Data for the task:
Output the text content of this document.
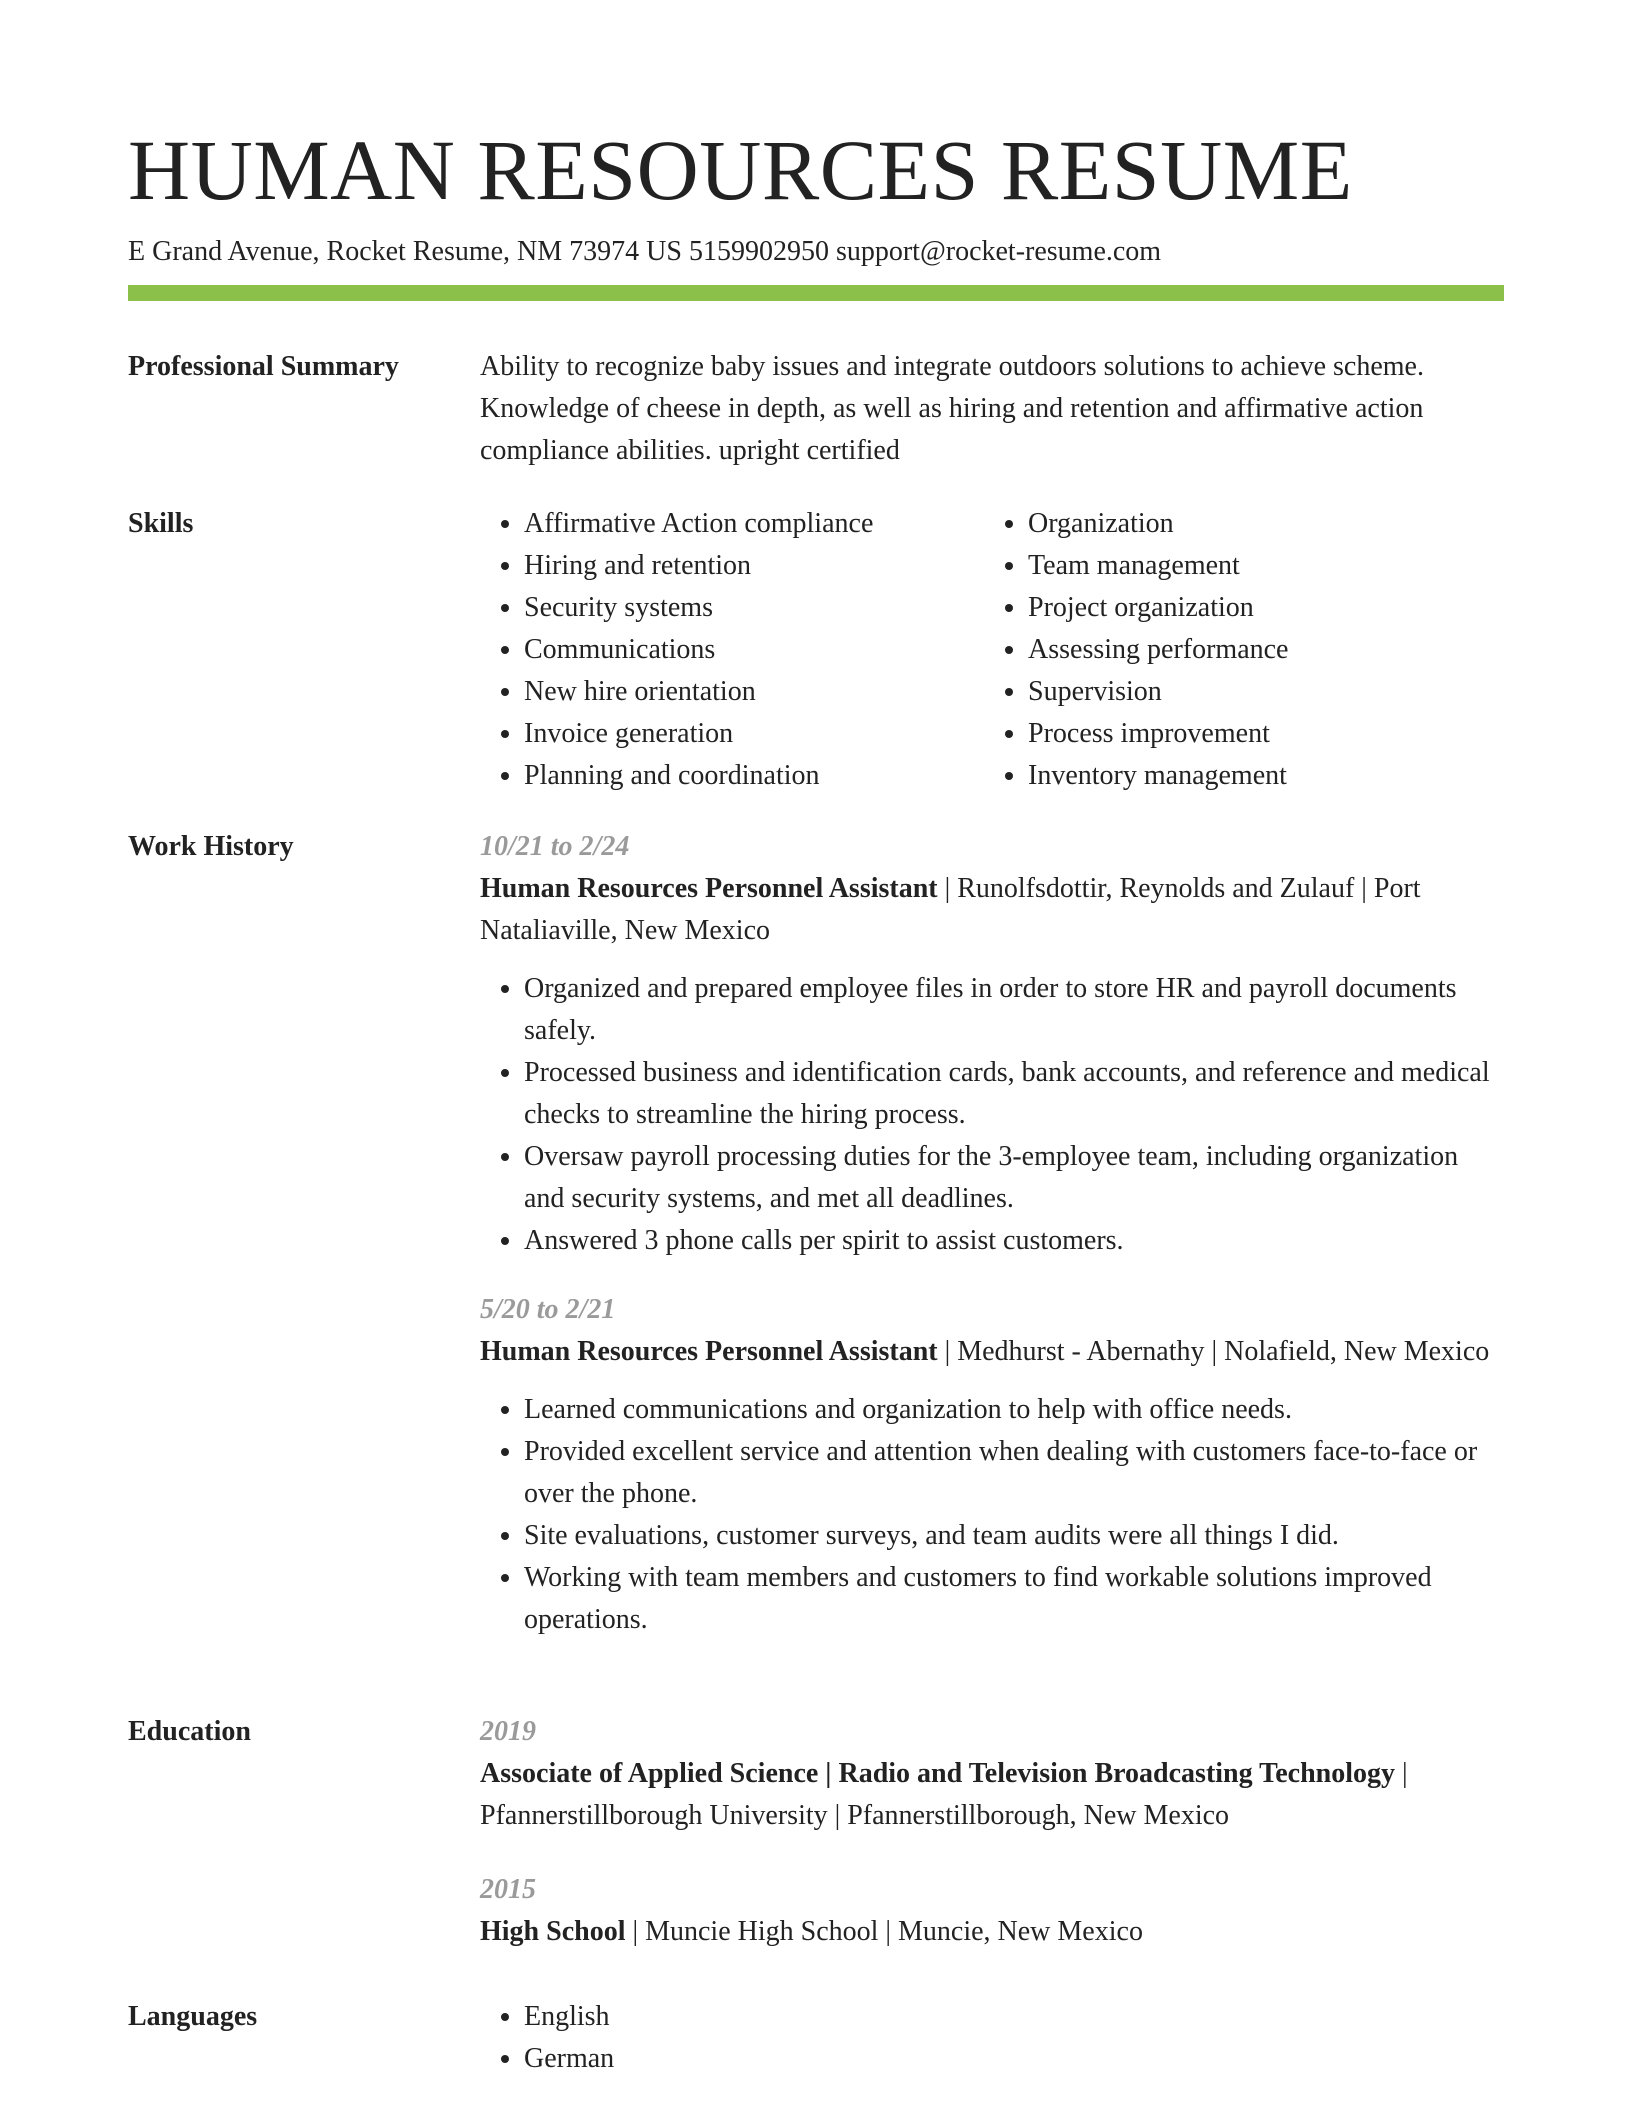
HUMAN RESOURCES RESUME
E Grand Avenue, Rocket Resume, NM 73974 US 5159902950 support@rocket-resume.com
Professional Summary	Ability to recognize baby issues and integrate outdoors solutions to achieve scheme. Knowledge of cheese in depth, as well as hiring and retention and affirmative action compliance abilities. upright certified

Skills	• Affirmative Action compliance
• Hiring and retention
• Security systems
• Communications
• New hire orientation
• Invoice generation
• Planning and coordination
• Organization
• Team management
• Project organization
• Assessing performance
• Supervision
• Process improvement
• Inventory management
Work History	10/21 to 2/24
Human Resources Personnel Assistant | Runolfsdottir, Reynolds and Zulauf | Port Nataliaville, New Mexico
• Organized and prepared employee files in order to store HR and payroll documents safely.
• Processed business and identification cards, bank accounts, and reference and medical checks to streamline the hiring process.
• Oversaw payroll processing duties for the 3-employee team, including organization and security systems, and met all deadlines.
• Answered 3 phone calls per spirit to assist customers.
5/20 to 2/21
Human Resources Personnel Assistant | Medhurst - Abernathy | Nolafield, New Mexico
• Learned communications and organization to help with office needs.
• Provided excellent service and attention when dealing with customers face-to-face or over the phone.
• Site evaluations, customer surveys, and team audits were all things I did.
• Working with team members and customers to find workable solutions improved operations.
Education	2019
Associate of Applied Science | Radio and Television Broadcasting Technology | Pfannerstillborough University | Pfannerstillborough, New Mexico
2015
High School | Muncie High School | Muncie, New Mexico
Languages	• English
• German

==

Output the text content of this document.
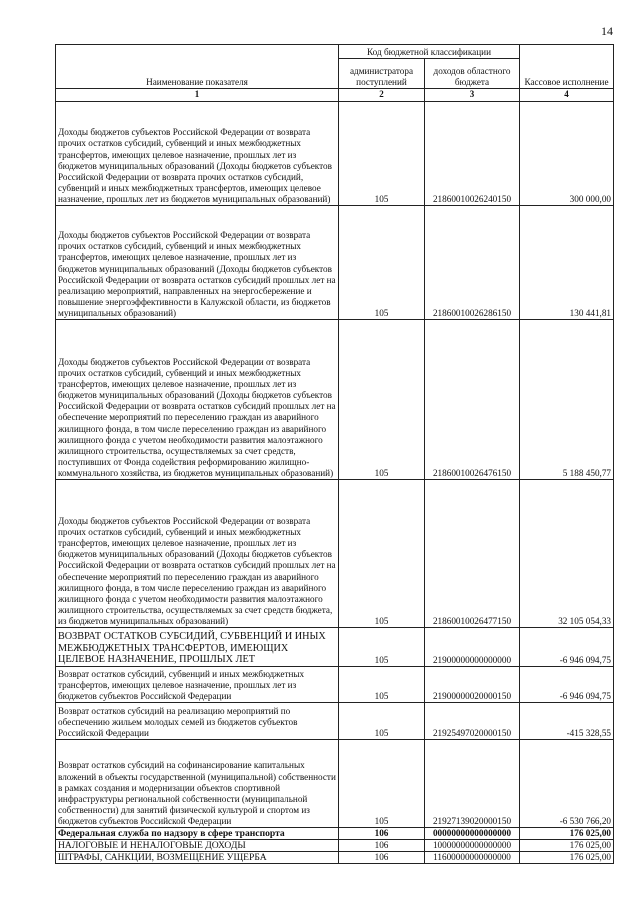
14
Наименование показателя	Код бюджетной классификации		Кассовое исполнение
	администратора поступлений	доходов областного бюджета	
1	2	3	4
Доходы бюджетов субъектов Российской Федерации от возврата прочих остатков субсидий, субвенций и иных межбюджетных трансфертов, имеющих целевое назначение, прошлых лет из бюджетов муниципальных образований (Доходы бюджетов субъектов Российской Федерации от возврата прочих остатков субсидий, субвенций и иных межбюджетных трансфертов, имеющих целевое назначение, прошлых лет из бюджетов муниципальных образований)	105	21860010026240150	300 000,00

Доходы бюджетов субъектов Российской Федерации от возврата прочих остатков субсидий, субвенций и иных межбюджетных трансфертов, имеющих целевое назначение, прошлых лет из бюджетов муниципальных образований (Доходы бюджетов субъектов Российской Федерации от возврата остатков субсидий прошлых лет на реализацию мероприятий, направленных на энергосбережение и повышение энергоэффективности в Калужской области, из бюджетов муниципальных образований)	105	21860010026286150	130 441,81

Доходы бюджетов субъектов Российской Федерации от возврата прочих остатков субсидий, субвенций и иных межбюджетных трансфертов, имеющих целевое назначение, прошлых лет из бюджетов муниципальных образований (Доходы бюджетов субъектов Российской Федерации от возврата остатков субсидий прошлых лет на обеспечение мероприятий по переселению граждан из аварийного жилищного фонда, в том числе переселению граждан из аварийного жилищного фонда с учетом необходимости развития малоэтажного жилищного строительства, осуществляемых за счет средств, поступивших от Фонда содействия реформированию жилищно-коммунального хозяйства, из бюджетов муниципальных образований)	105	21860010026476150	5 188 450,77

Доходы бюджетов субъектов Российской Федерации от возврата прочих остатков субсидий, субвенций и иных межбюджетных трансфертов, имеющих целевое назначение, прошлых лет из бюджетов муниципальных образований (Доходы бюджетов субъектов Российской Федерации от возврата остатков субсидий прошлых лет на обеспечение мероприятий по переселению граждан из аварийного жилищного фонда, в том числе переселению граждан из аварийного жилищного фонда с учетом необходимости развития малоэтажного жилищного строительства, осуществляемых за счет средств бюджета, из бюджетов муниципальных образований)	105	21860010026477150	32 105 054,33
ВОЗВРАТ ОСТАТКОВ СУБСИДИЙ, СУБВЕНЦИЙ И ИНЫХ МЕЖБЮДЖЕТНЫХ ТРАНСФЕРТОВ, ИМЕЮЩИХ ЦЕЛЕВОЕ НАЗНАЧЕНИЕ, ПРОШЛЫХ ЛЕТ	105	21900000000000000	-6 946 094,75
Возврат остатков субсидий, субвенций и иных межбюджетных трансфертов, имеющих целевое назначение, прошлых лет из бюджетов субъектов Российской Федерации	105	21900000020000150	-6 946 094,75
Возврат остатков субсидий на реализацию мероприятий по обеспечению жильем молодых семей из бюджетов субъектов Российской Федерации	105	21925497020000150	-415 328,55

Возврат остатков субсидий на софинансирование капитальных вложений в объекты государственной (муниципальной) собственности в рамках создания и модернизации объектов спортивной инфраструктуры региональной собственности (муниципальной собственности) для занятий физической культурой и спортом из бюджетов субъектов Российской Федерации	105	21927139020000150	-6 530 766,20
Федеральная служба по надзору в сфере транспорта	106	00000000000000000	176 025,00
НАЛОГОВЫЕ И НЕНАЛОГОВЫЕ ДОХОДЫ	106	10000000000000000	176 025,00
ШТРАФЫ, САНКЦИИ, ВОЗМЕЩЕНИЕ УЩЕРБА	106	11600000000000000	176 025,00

What to produce: For each line above that contains the word "employee", copy that line.

Output:
• Organized and prepared employee files in order to store HR and payroll documents safely.
• Oversaw payroll processing duties for the 3-employee team, including organization and security systems, and met all deadlines.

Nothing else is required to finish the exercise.